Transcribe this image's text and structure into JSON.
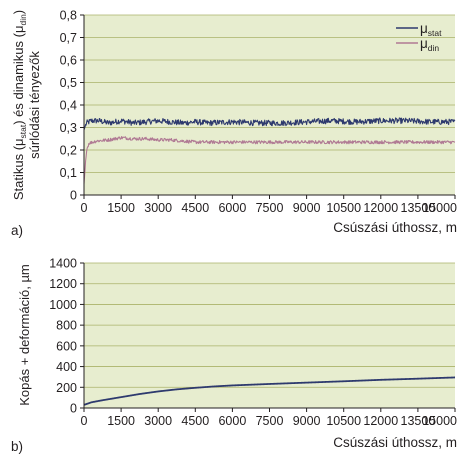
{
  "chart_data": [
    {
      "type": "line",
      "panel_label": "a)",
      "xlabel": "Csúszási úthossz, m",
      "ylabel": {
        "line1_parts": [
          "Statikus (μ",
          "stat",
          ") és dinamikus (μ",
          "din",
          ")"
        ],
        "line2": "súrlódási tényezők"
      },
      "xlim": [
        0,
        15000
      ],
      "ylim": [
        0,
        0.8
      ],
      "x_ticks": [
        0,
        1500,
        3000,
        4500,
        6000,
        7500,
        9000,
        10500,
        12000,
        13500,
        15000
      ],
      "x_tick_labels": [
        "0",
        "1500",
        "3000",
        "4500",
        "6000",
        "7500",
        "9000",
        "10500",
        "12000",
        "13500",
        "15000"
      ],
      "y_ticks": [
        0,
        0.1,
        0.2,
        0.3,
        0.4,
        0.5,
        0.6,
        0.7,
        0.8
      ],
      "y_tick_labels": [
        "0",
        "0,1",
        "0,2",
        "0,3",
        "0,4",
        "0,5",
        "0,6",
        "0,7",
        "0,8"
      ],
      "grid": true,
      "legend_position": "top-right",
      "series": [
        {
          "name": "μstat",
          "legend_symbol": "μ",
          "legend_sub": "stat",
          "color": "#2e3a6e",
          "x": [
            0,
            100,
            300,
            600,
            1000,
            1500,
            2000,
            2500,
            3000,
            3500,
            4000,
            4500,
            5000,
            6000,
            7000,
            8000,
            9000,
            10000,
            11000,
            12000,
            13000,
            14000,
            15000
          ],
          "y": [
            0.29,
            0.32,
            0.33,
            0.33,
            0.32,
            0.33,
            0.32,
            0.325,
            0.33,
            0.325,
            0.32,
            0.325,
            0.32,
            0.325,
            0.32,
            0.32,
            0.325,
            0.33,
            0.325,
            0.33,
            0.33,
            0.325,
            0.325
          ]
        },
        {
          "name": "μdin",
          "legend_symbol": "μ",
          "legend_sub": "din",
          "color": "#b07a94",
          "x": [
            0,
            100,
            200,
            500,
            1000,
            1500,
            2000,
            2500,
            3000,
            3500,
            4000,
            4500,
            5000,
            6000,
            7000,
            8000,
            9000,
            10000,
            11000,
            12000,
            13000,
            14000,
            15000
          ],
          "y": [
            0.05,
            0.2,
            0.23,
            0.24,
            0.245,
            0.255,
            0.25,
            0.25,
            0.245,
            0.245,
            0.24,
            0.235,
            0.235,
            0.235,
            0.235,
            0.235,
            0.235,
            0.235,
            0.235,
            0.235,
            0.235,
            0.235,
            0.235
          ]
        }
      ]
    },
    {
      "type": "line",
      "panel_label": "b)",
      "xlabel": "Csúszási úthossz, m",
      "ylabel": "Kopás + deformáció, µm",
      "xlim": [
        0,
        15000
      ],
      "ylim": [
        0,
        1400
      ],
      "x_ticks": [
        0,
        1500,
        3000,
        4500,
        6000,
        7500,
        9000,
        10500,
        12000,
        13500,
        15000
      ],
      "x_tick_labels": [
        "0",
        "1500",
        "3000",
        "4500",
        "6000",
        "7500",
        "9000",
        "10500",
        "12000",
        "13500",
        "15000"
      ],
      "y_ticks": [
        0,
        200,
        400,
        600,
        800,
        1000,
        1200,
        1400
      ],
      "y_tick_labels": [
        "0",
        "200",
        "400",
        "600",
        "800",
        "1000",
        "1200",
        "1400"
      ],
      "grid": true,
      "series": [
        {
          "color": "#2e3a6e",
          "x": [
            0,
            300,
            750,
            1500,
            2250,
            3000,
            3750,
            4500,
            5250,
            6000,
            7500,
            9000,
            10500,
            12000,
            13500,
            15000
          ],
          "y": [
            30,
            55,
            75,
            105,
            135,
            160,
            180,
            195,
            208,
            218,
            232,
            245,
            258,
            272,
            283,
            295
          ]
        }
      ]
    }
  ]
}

## YOUR OBJECTIVE
Please repeat the entries exactly. Do not include the pictures.

## RESPONSE BELOW
Transcribe this image's text and structure into JSON.
{
  "chart_data": [
    {
      "type": "line",
      "panel_label": "a)",
      "xlabel": "Csúszási úthossz, m",
      "ylabel": {
        "line1_parts": [
          "Statikus (μ",
          "stat",
          ") és dinamikus (μ",
          "din",
          ")"
        ],
        "line2": "súrlódási tényezők"
      },
      "xlim": [
        0,
        15000
      ],
      "ylim": [
        0,
        0.8
      ],
      "x_ticks": [
        0,
        1500,
        3000,
        4500,
        6000,
        7500,
        9000,
        10500,
        12000,
        13500,
        15000
      ],
      "x_tick_labels": [
        "0",
        "1500",
        "3000",
        "4500",
        "6000",
        "7500",
        "9000",
        "10500",
        "12000",
        "13500",
        "15000"
      ],
      "y_ticks": [
        0,
        0.1,
        0.2,
        0.3,
        0.4,
        0.5,
        0.6,
        0.7,
        0.8
      ],
      "y_tick_labels": [
        "0",
        "0,1",
        "0,2",
        "0,3",
        "0,4",
        "0,5",
        "0,6",
        "0,7",
        "0,8"
      ],
      "grid": true,
      "legend_position": "top-right",
      "series": [
        {
          "name": "μstat",
          "legend_symbol": "μ",
          "legend_sub": "stat",
          "color": "#2e3a6e",
          "x": [
            0,
            100,
            300,
            600,
            1000,
            1500,
            2000,
            2500,
            3000,
            3500,
            4000,
            4500,
            5000,
            6000,
            7000,
            8000,
            9000,
            10000,
            11000,
            12000,
            13000,
            14000,
            15000
          ],
          "y": [
            0.29,
            0.32,
            0.33,
            0.33,
            0.32,
            0.33,
            0.32,
            0.325,
            0.33,
            0.325,
            0.32,
            0.325,
            0.32,
            0.325,
            0.32,
            0.32,
            0.325,
            0.33,
            0.325,
            0.33,
            0.33,
            0.325,
            0.325
          ]
        },
        {
          "name": "μdin",
          "legend_symbol": "μ",
          "legend_sub": "din",
          "color": "#b07a94",
          "x": [
            0,
            100,
            200,
            500,
            1000,
            1500,
            2000,
            2500,
            3000,
            3500,
            4000,
            4500,
            5000,
            6000,
            7000,
            8000,
            9000,
            10000,
            11000,
            12000,
            13000,
            14000,
            15000
          ],
          "y": [
            0.05,
            0.2,
            0.23,
            0.24,
            0.245,
            0.255,
            0.25,
            0.25,
            0.245,
            0.245,
            0.24,
            0.235,
            0.235,
            0.235,
            0.235,
            0.235,
            0.235,
            0.235,
            0.235,
            0.235,
            0.235,
            0.235,
            0.235
          ]
        }
      ]
    },
    {
      "type": "line",
      "panel_label": "b)",
      "xlabel": "Csúszási úthossz, m",
      "ylabel": "Kopás + deformáció, µm",
      "xlim": [
        0,
        15000
      ],
      "ylim": [
        0,
        1400
      ],
      "x_ticks": [
        0,
        1500,
        3000,
        4500,
        6000,
        7500,
        9000,
        10500,
        12000,
        13500,
        15000
      ],
      "x_tick_labels": [
        "0",
        "1500",
        "3000",
        "4500",
        "6000",
        "7500",
        "9000",
        "10500",
        "12000",
        "13500",
        "15000"
      ],
      "y_ticks": [
        0,
        200,
        400,
        600,
        800,
        1000,
        1200,
        1400
      ],
      "y_tick_labels": [
        "0",
        "200",
        "400",
        "600",
        "800",
        "1000",
        "1200",
        "1400"
      ],
      "grid": true,
      "series": [
        {
          "color": "#2e3a6e",
          "x": [
            0,
            300,
            750,
            1500,
            2250,
            3000,
            3750,
            4500,
            5250,
            6000,
            7500,
            9000,
            10500,
            12000,
            13500,
            15000
          ],
          "y": [
            30,
            55,
            75,
            105,
            135,
            160,
            180,
            195,
            208,
            218,
            232,
            245,
            258,
            272,
            283,
            295
          ]
        }
      ]
    }
  ]
}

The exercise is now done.